EXTRACTED MATERIAL:
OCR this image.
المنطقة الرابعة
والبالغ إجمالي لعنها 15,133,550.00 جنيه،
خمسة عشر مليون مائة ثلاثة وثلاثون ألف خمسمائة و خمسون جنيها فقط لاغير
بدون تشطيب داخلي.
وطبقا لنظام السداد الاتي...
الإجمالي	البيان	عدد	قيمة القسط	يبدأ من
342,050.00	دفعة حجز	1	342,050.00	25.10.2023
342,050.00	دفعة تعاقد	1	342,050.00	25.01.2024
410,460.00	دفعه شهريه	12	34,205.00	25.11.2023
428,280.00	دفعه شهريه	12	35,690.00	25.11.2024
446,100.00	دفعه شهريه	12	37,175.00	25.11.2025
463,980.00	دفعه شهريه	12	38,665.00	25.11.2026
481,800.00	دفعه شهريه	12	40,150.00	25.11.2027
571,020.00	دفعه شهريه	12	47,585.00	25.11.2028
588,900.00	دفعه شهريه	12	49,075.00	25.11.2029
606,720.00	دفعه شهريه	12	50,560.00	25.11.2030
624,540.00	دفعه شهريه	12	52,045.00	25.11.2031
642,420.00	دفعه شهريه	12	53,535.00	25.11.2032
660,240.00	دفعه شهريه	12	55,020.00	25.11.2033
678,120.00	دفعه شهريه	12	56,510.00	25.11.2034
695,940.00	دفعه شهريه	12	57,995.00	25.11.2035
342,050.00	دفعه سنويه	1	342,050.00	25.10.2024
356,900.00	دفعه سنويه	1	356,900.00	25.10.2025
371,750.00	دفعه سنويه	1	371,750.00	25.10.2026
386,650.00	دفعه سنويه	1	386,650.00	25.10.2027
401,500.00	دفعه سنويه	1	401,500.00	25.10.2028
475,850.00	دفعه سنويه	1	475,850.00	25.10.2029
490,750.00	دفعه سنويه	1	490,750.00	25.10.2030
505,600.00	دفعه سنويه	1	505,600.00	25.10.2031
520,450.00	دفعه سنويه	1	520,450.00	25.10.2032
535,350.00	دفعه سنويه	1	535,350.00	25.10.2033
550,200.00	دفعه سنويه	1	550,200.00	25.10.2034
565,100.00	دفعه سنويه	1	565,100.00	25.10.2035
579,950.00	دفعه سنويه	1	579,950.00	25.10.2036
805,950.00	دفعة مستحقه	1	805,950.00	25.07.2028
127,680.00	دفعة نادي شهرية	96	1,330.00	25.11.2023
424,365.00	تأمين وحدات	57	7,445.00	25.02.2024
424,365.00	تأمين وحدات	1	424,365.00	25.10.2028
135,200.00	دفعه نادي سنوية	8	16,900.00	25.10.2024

WHAT YOU ARE ASKED TO DO: Pull out all lines from the entries above that include the word "نادي".

EXERCISE OUTPUT:
127,680.00	دفعة نادي شهرية	96	1,330.00	25.11.2023
135,200.00	دفعه نادي سنوية	8	16,900.00	25.10.2024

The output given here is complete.